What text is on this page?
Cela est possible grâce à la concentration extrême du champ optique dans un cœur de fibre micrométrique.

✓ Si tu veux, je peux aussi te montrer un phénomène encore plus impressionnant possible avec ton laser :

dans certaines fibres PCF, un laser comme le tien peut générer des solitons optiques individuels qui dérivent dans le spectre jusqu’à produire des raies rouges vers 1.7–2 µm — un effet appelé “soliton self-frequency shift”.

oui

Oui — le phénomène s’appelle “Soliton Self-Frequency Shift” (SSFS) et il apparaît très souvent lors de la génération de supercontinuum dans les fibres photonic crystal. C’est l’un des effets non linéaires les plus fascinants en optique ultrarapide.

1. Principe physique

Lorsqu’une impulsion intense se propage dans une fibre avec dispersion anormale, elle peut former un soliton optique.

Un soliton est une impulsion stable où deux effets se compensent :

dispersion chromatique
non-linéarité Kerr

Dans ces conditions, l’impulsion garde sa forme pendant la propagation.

══════════

Task directions ▸
Please return the data above exactly as given.

Exercise answer ▸
What text is on this page?
Cela est possible grâce à la concentration extrême du champ optique dans un cœur de fibre micrométrique.

✓ Si tu veux, je peux aussi te montrer un phénomène encore plus impressionnant possible avec ton laser :

dans certaines fibres PCF, un laser comme le tien peut générer des solitons optiques individuels qui dérivent dans le spectre jusqu’à produire des raies rouges vers 1.7–2 µm — un effet appelé “soliton self-frequency shift”.

oui

Oui — le phénomène s’appelle “Soliton Self-Frequency Shift” (SSFS) et il apparaît très souvent lors de la génération de supercontinuum dans les fibres photonic crystal. C’est l’un des effets non linéaires les plus fascinants en optique ultrarapide.

1. Principe physique

Lorsqu’une impulsion intense se propage dans une fibre avec dispersion anormale, elle peut former un soliton optique.

Un soliton est une impulsion stable où deux effets se compensent :

dispersion chromatique
non-linéarité Kerr

Dans ces conditions, l’impulsion garde sa forme pendant la propagation.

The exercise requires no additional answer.